→ **Required task**: Filter out everything except lines holding "document".

→ **Extracted records**:
────────
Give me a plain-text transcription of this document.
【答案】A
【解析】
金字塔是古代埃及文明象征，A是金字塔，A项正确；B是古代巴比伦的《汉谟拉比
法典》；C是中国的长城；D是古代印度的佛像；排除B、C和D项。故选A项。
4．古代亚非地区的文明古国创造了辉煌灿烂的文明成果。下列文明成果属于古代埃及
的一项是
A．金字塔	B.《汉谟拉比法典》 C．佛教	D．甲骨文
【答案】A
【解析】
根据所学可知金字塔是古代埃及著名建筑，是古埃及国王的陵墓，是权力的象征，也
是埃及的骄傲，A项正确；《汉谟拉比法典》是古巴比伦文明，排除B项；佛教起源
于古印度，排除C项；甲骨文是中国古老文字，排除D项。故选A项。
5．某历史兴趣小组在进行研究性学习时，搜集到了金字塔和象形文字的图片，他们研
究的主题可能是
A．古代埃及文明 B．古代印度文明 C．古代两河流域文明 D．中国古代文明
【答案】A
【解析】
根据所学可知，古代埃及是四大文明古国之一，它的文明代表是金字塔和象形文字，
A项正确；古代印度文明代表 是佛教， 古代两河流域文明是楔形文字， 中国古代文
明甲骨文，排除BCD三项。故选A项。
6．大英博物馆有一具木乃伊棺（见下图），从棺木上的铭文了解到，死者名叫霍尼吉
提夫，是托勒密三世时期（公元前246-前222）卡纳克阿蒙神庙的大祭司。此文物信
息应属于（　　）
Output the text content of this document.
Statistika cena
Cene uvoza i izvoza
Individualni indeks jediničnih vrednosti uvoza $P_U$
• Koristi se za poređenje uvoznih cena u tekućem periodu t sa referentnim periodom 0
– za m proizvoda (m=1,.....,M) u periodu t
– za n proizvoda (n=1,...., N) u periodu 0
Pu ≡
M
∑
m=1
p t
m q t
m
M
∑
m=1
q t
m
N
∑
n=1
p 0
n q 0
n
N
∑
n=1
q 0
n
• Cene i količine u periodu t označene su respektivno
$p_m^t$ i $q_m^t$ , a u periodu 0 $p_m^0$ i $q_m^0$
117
────────
→ **Written solution**:
Give me a plain-text transcription of this document.
Output the text content of this document.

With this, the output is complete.